Source data

::::::::

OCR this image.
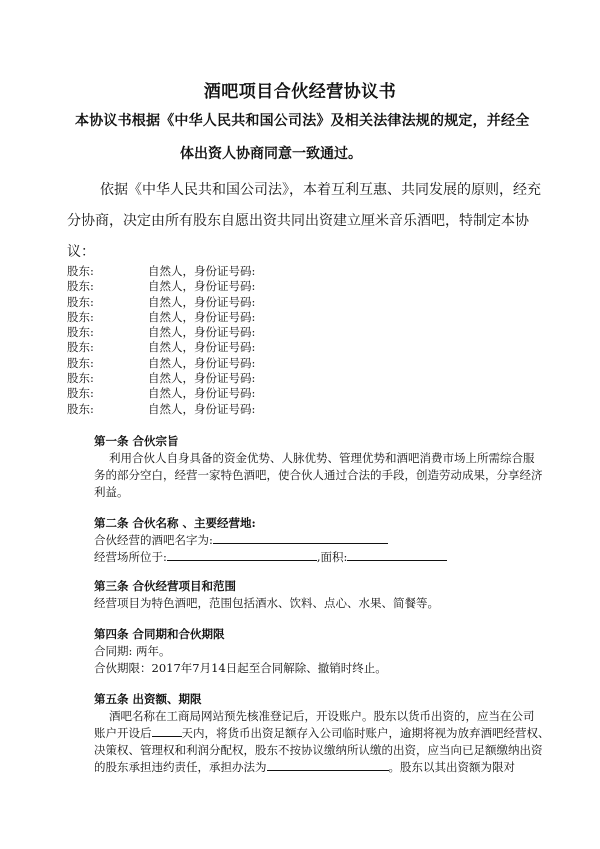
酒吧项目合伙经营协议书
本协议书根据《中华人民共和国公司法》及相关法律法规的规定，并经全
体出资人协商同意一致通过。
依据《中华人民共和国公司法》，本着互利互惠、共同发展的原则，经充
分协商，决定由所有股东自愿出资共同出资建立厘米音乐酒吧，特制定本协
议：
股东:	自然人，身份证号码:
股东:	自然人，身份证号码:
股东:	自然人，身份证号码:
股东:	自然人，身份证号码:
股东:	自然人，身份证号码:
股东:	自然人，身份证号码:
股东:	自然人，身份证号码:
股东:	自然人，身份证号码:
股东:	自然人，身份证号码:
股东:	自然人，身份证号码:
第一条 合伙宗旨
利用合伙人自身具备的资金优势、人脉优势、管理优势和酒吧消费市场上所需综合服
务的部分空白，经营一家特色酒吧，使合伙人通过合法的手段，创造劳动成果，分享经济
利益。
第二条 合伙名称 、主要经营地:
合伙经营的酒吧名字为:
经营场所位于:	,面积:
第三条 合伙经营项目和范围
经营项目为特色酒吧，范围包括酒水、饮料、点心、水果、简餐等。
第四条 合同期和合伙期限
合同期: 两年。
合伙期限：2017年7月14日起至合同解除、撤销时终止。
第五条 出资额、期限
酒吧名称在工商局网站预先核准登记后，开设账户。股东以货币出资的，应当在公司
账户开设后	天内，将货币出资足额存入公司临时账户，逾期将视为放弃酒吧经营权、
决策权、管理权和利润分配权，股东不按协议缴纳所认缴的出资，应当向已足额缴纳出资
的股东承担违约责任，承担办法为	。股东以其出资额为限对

::::::::

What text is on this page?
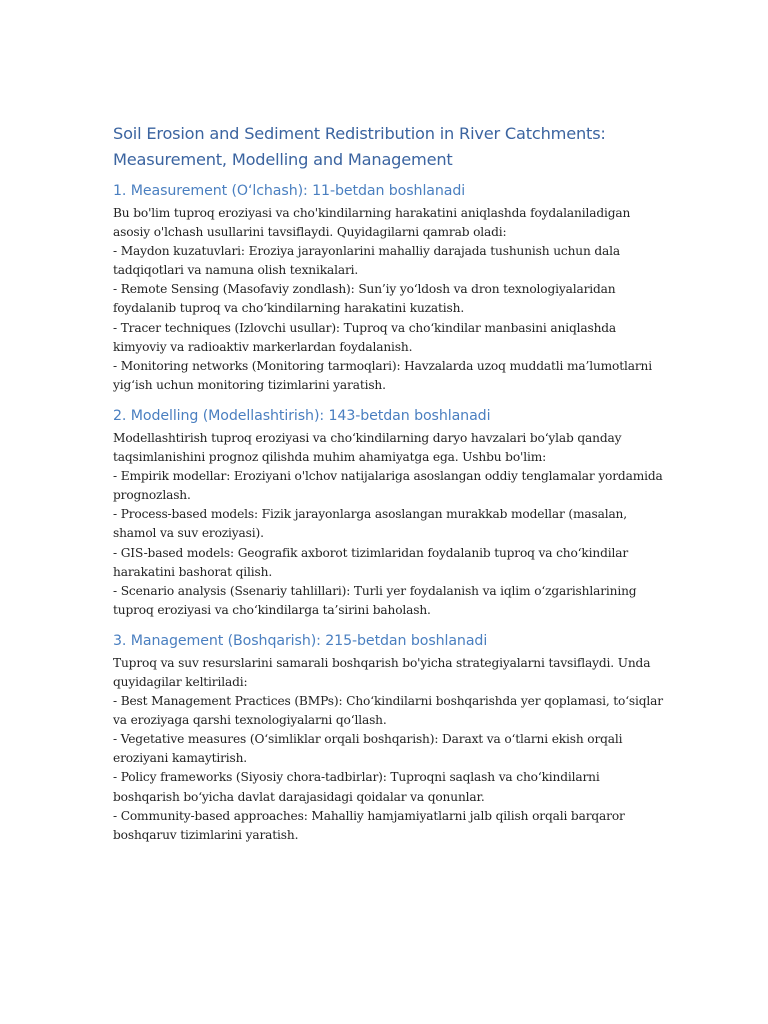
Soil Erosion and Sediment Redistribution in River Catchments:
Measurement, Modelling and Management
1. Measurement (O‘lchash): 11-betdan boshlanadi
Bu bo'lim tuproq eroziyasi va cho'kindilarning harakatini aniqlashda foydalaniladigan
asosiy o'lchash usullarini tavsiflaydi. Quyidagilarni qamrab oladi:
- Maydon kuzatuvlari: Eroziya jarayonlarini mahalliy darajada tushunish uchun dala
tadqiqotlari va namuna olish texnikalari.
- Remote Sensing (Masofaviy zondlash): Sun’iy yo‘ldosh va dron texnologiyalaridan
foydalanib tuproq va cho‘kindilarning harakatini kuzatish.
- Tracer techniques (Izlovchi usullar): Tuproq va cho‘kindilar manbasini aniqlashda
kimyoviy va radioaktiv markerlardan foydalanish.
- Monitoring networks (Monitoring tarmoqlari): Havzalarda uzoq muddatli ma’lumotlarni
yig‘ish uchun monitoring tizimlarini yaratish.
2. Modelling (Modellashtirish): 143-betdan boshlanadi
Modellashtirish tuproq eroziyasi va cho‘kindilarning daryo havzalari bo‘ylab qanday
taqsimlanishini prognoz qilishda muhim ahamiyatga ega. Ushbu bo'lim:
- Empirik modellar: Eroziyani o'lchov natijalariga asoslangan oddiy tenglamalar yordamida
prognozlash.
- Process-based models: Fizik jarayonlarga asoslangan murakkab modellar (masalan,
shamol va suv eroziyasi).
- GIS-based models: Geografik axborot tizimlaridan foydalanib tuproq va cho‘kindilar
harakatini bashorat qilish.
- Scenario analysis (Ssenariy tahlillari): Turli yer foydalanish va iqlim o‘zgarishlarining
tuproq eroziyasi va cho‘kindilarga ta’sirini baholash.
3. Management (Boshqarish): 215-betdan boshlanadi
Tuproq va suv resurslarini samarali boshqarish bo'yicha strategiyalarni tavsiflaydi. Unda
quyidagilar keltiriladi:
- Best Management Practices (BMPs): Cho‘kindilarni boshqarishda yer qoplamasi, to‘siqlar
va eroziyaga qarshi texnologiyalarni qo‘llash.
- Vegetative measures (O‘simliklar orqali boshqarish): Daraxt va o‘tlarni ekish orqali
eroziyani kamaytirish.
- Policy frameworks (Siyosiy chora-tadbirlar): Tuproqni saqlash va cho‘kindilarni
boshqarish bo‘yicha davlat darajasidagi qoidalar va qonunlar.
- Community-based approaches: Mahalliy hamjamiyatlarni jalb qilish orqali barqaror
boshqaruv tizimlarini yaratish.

::::::::

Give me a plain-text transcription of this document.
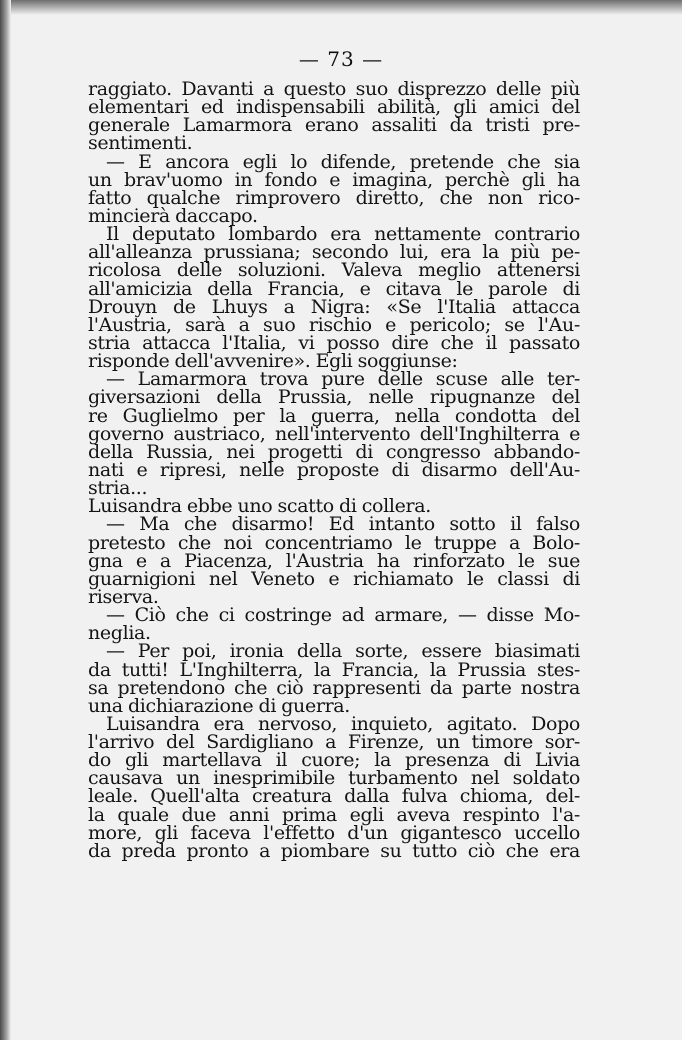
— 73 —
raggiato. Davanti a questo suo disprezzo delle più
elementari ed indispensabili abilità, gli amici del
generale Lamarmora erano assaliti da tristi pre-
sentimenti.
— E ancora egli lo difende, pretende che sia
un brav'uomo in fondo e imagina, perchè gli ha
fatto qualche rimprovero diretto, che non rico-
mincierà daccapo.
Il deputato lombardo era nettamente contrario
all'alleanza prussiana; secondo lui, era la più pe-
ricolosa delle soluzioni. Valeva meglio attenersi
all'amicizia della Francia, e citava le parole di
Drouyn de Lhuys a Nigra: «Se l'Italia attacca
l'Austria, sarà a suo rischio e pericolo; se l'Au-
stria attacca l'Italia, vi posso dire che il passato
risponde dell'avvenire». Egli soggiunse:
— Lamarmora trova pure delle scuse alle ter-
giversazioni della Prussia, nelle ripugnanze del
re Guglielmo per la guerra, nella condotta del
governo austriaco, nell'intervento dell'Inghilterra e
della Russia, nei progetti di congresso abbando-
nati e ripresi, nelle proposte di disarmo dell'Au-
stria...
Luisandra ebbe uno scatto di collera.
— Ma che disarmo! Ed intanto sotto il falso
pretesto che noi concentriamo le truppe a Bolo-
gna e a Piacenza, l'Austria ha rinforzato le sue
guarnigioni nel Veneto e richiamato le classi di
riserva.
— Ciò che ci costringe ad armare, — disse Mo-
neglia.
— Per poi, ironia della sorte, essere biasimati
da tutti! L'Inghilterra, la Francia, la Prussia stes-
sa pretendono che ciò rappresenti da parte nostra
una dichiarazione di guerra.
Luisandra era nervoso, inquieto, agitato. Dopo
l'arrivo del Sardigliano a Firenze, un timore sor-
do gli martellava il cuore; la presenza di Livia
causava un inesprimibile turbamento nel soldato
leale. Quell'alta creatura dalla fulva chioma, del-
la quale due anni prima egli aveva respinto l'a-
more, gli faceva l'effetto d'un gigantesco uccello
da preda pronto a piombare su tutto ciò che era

::::::::

* Description of the task *
Reproduce each line of the material containing the word "modellar".

* The reply *
- Empirik modellar: Eroziyani o'lchov natijalariga asoslangan oddiy tenglamalar yordamida
- Process-based models: Fizik jarayonlarga asoslangan murakkab modellar (masalan,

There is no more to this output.